-- Start Data shown --
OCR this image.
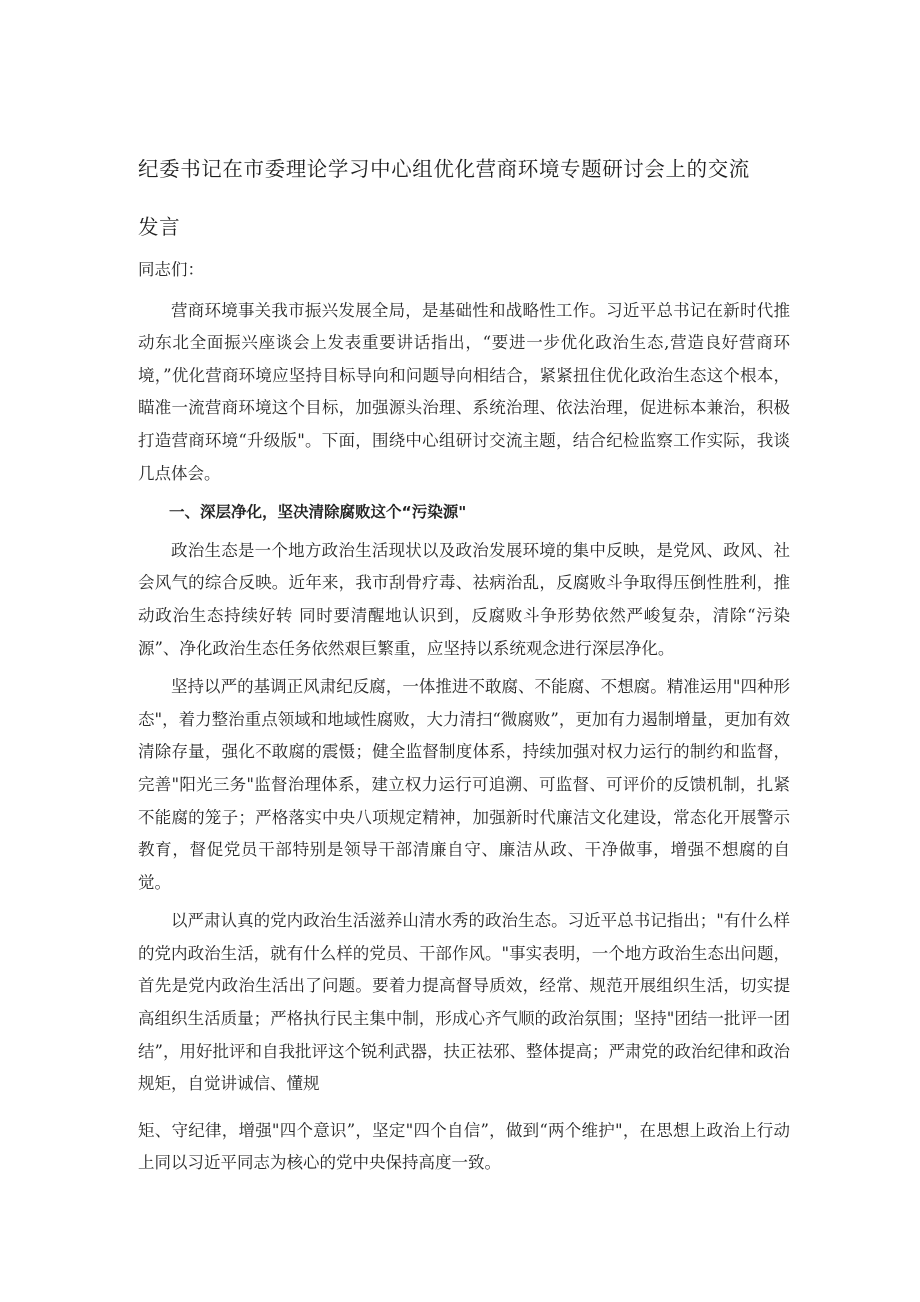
纪委书记在市委理论学习中心组优化营商环境专题研讨会上的交流
发言

同志们：

营商环境事关我市振兴发展全局，是基础性和战略性工作。习近平总书记在新时代推动东北全面振兴座谈会上发表重要讲话指出，“要进一步优化政治生态,营造良好营商环境，”优化营商环境应坚持目标导向和问题导向相结合，紧紧扭住优化政治生态这个根本，瞄准一流营商环境这个目标，加强源头治理、系统治理、依法治理，促进标本兼治，积极打造营商环境“升级版"。下面，围绕中心组研讨交流主题，结合纪检监察工作实际，我谈几点体会。

一、深层净化，坚决清除腐败这个“污染源"

政治生态是一个地方政治生活现状以及政治发展环境的集中反映，是党风、政风、社会风气的综合反映。近年来，我市刮骨疗毒、祛病治乱，反腐败斗争取得压倒性胜利，推动政治生态持续好转 同时要清醒地认识到，反腐败斗争形势依然严峻复杂，清除“污染源”、净化政治生态任务依然艰巨繁重，应坚持以系统观念进行深层净化。

坚持以严的基调正风肃纪反腐，一体推进不敢腐、不能腐、不想腐。精准运用"四种形态"，着力整治重点领域和地域性腐败，大力清扫“微腐败”，更加有力遏制增量，更加有效清除存量，强化不敢腐的震慑；健全监督制度体系，持续加强对权力运行的制约和监督，完善"阳光三务"监督治理体系，建立权力运行可追溯、可监督、可评价的反馈机制，扎紧不能腐的笼子；严格落实中央八项规定精神，加强新时代廉洁文化建设，常态化开展警示教育，督促党员干部特别是领导干部清廉自守、廉洁从政、干净做事，增强不想腐的自觉。

以严肃认真的党内政治生活滋养山清水秀的政治生态。习近平总书记指出；"有什么样的党内政治生活，就有什么样的党员、干部作风。"事实表明，一个地方政治生态出问题，首先是党内政治生活出了问题。要着力提高督导质效，经常、规范开展组织生活，切实提高组织生活质量；严格执行民主集中制，形成心齐气顺的政治氛围；坚持"团结一批评一团结”，用好批评和自我批评这个锐利武器，扶正祛邪、整体提高；严肃党的政治纪律和政治规矩，自觉讲诚信、懂规

矩、守纪律，增强"四个意识”，坚定"四个自信”，做到“两个维护"，在思想上政治上行动上同以习近平同志为核心的党中央保持高度一致。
-- End Data shown --
Written problem
Nothing in the entries above should change when they are printed again, except that the pictures are dropped.

Finished exercise
OCR this image.
纪委书记在市委理论学习中心组优化营商环境专题研讨会上的交流
发言

同志们：

营商环境事关我市振兴发展全局，是基础性和战略性工作。习近平总书记在新时代推动东北全面振兴座谈会上发表重要讲话指出，“要进一步优化政治生态,营造良好营商环境，”优化营商环境应坚持目标导向和问题导向相结合，紧紧扭住优化政治生态这个根本，瞄准一流营商环境这个目标，加强源头治理、系统治理、依法治理，促进标本兼治，积极打造营商环境“升级版"。下面，围绕中心组研讨交流主题，结合纪检监察工作实际，我谈几点体会。

一、深层净化，坚决清除腐败这个“污染源"

政治生态是一个地方政治生活现状以及政治发展环境的集中反映，是党风、政风、社会风气的综合反映。近年来，我市刮骨疗毒、祛病治乱，反腐败斗争取得压倒性胜利，推动政治生态持续好转 同时要清醒地认识到，反腐败斗争形势依然严峻复杂，清除“污染源”、净化政治生态任务依然艰巨繁重，应坚持以系统观念进行深层净化。

坚持以严的基调正风肃纪反腐，一体推进不敢腐、不能腐、不想腐。精准运用"四种形态"，着力整治重点领域和地域性腐败，大力清扫“微腐败”，更加有力遏制增量，更加有效清除存量，强化不敢腐的震慑；健全监督制度体系，持续加强对权力运行的制约和监督，完善"阳光三务"监督治理体系，建立权力运行可追溯、可监督、可评价的反馈机制，扎紧不能腐的笼子；严格落实中央八项规定精神，加强新时代廉洁文化建设，常态化开展警示教育，督促党员干部特别是领导干部清廉自守、廉洁从政、干净做事，增强不想腐的自觉。

以严肃认真的党内政治生活滋养山清水秀的政治生态。习近平总书记指出；"有什么样的党内政治生活，就有什么样的党员、干部作风。"事实表明，一个地方政治生态出问题，首先是党内政治生活出了问题。要着力提高督导质效，经常、规范开展组织生活，切实提高组织生活质量；严格执行民主集中制，形成心齐气顺的政治氛围；坚持"团结一批评一团结”，用好批评和自我批评这个锐利武器，扶正祛邪、整体提高；严肃党的政治纪律和政治规矩，自觉讲诚信、懂规

矩、守纪律，增强"四个意识”，坚定"四个自信”，做到“两个维护"，在思想上政治上行动上同以习近平同志为核心的党中央保持高度一致。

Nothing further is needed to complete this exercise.